- [AIM OF THE EXERCISE]:
List each line of the data in which the string "Logging" appears.

-------- ENTRIES

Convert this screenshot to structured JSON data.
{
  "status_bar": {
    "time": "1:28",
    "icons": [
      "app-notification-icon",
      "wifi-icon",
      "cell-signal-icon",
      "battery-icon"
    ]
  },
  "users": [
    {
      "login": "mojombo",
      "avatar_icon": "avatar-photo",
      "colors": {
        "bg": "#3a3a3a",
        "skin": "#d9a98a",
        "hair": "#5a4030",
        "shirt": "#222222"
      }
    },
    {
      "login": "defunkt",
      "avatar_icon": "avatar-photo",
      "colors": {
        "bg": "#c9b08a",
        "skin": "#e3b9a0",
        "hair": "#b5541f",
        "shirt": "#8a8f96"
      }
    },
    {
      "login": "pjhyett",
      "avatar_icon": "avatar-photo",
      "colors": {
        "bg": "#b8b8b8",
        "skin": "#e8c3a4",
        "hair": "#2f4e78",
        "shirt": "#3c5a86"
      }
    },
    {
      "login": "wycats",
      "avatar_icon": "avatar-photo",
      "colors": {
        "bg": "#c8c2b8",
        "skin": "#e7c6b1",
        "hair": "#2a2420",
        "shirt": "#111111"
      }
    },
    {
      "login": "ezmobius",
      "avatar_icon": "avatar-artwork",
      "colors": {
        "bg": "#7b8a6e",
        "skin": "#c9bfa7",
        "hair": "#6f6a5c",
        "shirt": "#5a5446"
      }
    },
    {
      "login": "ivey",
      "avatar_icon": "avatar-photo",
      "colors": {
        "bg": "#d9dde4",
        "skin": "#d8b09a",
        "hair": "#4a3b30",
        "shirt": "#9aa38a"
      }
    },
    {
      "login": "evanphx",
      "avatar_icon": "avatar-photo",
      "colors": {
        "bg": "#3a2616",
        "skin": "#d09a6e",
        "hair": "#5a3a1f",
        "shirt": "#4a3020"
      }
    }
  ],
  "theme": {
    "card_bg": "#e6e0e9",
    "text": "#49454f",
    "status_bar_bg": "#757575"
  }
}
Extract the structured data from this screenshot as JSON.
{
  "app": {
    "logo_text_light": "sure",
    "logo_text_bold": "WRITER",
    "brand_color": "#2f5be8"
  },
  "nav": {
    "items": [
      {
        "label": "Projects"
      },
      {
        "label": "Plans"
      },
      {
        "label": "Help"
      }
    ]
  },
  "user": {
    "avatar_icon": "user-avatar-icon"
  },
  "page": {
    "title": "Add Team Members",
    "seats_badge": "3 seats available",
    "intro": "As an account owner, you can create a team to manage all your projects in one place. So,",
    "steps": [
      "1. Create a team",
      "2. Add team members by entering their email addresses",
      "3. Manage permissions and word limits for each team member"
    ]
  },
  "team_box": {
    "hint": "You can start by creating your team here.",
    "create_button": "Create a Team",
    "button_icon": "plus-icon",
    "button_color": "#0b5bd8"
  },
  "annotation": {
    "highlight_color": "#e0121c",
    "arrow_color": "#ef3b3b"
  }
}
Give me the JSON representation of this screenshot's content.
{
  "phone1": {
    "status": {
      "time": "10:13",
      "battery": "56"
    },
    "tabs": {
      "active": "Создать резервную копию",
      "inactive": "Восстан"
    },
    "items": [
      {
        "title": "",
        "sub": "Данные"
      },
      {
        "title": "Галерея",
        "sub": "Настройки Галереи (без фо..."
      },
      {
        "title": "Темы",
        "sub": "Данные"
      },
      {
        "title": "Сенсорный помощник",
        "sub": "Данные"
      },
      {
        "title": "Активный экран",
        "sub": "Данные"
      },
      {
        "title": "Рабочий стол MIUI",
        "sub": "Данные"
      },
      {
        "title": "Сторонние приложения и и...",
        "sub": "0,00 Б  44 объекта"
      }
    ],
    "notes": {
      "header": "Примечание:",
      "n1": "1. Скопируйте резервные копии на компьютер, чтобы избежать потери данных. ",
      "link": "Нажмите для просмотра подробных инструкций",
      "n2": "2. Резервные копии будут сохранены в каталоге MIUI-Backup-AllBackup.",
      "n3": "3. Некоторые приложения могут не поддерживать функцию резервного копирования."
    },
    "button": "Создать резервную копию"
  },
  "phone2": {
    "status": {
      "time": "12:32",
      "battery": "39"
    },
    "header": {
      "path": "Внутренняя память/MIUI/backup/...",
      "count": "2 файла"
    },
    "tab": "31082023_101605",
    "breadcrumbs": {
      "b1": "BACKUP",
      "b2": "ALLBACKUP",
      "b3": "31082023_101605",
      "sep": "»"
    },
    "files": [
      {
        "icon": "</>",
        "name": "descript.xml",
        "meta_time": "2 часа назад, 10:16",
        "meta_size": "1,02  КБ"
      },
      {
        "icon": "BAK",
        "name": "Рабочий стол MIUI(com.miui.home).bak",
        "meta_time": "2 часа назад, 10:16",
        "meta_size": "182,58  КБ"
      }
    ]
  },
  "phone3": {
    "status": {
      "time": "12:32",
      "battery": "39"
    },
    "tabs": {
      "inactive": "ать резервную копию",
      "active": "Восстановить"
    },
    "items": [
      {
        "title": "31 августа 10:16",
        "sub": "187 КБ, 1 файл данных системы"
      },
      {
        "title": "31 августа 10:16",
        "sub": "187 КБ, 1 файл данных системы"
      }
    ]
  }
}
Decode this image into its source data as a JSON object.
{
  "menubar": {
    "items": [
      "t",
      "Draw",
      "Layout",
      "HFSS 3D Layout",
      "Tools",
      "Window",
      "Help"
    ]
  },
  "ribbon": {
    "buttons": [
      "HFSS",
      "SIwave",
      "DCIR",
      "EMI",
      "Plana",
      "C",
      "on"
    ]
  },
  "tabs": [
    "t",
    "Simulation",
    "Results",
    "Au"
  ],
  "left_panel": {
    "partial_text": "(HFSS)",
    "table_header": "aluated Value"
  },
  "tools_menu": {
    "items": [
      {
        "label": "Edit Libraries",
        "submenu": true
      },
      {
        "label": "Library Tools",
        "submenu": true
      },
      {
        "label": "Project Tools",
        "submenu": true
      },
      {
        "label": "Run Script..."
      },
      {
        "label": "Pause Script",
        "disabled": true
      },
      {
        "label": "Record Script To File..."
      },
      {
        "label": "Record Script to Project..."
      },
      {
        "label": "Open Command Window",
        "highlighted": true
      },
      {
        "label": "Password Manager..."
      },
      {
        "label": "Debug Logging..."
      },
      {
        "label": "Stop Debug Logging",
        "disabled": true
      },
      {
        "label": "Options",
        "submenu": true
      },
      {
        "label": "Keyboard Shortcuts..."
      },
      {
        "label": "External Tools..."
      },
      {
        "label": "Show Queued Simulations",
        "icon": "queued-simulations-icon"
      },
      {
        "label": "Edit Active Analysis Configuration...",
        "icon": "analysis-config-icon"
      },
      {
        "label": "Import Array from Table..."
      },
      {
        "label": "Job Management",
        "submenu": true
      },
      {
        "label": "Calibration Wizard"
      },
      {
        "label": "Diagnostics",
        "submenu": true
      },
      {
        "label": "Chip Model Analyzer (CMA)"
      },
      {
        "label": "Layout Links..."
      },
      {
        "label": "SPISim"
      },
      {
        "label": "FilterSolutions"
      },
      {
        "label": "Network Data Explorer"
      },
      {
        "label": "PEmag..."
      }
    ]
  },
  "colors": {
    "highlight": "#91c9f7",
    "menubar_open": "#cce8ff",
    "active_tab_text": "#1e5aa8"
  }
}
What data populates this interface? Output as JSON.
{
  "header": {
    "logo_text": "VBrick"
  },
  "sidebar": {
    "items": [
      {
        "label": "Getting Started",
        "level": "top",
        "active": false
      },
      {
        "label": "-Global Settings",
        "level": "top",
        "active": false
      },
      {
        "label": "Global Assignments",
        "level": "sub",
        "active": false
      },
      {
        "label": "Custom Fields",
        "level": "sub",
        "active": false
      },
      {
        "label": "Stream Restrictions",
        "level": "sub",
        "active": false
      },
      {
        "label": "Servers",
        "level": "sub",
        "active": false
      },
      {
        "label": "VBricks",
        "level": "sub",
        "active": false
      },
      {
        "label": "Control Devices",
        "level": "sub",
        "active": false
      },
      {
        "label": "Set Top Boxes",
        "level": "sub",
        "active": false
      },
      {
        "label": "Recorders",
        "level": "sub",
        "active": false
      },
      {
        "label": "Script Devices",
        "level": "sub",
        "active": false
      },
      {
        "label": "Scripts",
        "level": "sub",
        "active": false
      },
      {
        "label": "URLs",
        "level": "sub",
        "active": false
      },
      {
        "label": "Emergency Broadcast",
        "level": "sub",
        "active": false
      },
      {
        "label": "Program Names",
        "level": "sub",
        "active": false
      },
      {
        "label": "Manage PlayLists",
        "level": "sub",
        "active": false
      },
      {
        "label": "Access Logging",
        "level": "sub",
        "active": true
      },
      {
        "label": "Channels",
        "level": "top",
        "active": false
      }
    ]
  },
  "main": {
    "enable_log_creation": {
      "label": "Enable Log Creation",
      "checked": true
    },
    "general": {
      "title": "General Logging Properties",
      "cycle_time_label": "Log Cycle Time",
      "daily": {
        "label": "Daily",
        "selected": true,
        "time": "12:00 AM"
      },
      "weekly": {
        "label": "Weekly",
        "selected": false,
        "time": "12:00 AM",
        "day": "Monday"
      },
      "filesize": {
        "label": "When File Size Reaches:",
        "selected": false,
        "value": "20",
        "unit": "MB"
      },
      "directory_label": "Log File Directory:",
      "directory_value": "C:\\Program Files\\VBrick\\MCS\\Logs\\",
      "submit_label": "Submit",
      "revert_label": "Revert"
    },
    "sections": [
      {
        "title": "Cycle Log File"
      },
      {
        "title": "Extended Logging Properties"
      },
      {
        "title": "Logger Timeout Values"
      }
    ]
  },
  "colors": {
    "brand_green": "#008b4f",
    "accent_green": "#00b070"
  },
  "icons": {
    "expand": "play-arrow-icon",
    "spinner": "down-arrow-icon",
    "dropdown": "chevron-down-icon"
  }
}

----------------

- [THE ANSWER]:
        "label": "Debug Logging..."
        "label": "Stop Debug Logging",
        "label": "Access Logging",
      "title": "General Logging Properties",
        "title": "Extended Logging Properties"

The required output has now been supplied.